━━ MATERIAL

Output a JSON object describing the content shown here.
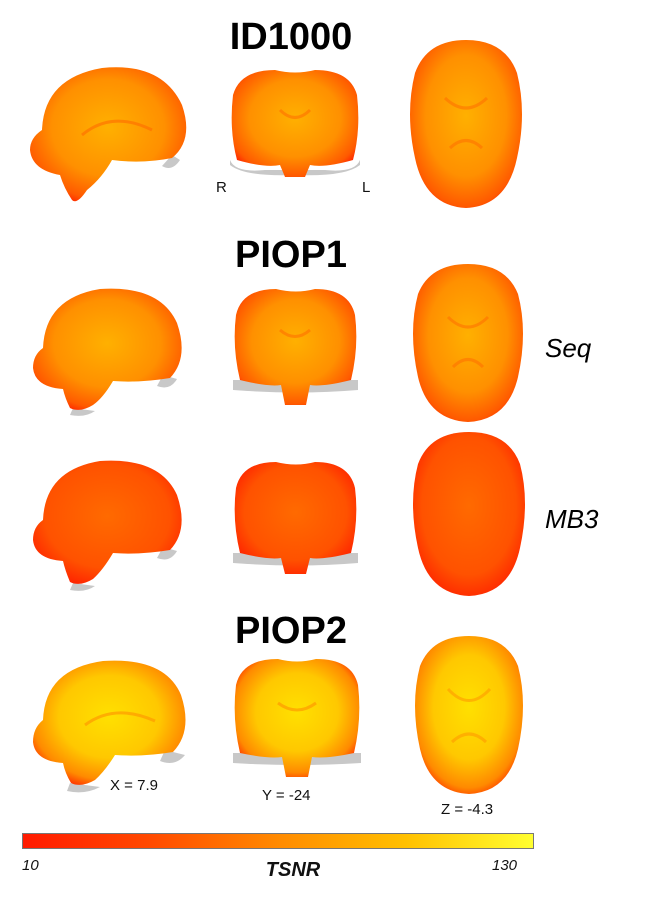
{
  "datasets": [
    {
      "title": "ID1000",
      "rows": [
        {
          "condition": ""
        }
      ]
    },
    {
      "title": "PIOP1",
      "rows": [
        {
          "condition": "Seq"
        },
        {
          "condition": "MB3"
        }
      ]
    },
    {
      "title": "PIOP2",
      "rows": [
        {
          "condition": ""
        }
      ]
    }
  ],
  "orientation": {
    "right": "R",
    "left": "L"
  },
  "slices": {
    "x": "X = 7.9",
    "y": "Y = -24",
    "z": "Z = -4.3"
  },
  "colorbar": {
    "min": "10",
    "max": "130",
    "label": "TSNR",
    "colors": [
      "#ff1a00",
      "#ff4a00",
      "#ff8a00",
      "#ffc000",
      "#ffff30"
    ]
  }
}
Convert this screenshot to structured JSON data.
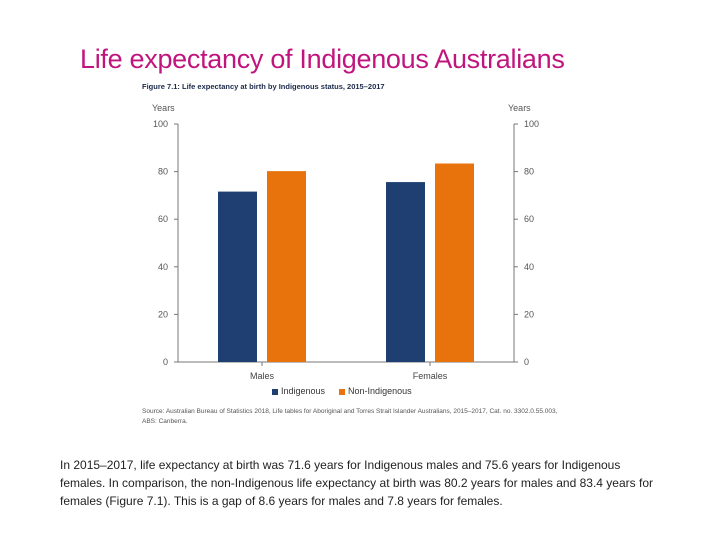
{
  "slide": {
    "title": "Life expectancy of Indigenous Australians"
  },
  "figure": {
    "title": "Figure 7.1: Life expectancy at birth by Indigenous status, 2015–2017",
    "left_axis_unit": "Years",
    "right_axis_unit": "Years",
    "source": "Source: Australian Bureau of Statistics 2018, Life tables for Aboriginal and Torres Strait Islander Australians, 2015–2017, Cat. no. 3302.0.55.003, ABS: Canberra."
  },
  "chart_data": {
    "type": "bar",
    "title": "Figure 7.1: Life expectancy at birth by Indigenous status, 2015–2017",
    "categories": [
      "Males",
      "Females"
    ],
    "series": [
      {
        "name": "Indigenous",
        "values": [
          71.6,
          75.6
        ],
        "color": "#1f3f73"
      },
      {
        "name": "Non-Indigenous",
        "values": [
          80.2,
          83.4
        ],
        "color": "#e8730c"
      }
    ],
    "ylabel": "Years",
    "y2label": "Years",
    "ylim": [
      0,
      100
    ],
    "yticks": [
      0,
      20,
      40,
      60,
      80,
      100
    ],
    "grid": false,
    "legend_position": "bottom"
  },
  "body_text": "In 2015–2017, life expectancy at birth was 71.6 years for Indigenous males and 75.6 years for Indigenous females. In comparison, the non-Indigenous life expectancy at birth was 80.2 years for males and 83.4 years for females (Figure 7.1). This is a gap of 8.6 years for males and 7.8 years for females."
}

━━━━

_WHAT YOU SHOULD DO_.
Copy out all the records exactly, excluding pictures.

_OUTPUT FOR THIS EXERCISE_.
Output a JSON object describing the content shown here.
{
  "datasets": [
    {
      "title": "ID1000",
      "rows": [
        {
          "condition": ""
        }
      ]
    },
    {
      "title": "PIOP1",
      "rows": [
        {
          "condition": "Seq"
        },
        {
          "condition": "MB3"
        }
      ]
    },
    {
      "title": "PIOP2",
      "rows": [
        {
          "condition": ""
        }
      ]
    }
  ],
  "orientation": {
    "right": "R",
    "left": "L"
  },
  "slices": {
    "x": "X = 7.9",
    "y": "Y = -24",
    "z": "Z = -4.3"
  },
  "colorbar": {
    "min": "10",
    "max": "130",
    "label": "TSNR",
    "colors": [
      "#ff1a00",
      "#ff4a00",
      "#ff8a00",
      "#ffc000",
      "#ffff30"
    ]
  }
}
Convert this screenshot to structured JSON data.
{
  "slide": {
    "title": "Life expectancy of Indigenous Australians"
  },
  "figure": {
    "title": "Figure 7.1: Life expectancy at birth by Indigenous status, 2015–2017",
    "left_axis_unit": "Years",
    "right_axis_unit": "Years",
    "source": "Source: Australian Bureau of Statistics 2018, Life tables for Aboriginal and Torres Strait Islander Australians, 2015–2017, Cat. no. 3302.0.55.003, ABS: Canberra."
  },
  "chart_data": {
    "type": "bar",
    "title": "Figure 7.1: Life expectancy at birth by Indigenous status, 2015–2017",
    "categories": [
      "Males",
      "Females"
    ],
    "series": [
      {
        "name": "Indigenous",
        "values": [
          71.6,
          75.6
        ],
        "color": "#1f3f73"
      },
      {
        "name": "Non-Indigenous",
        "values": [
          80.2,
          83.4
        ],
        "color": "#e8730c"
      }
    ],
    "ylabel": "Years",
    "y2label": "Years",
    "ylim": [
      0,
      100
    ],
    "yticks": [
      0,
      20,
      40,
      60,
      80,
      100
    ],
    "grid": false,
    "legend_position": "bottom"
  },
  "body_text": "In 2015–2017, life expectancy at birth was 71.6 years for Indigenous males and 75.6 years for Indigenous females. In comparison, the non-Indigenous life expectancy at birth was 80.2 years for males and 83.4 years for females (Figure 7.1). This is a gap of 8.6 years for males and 7.8 years for females."
}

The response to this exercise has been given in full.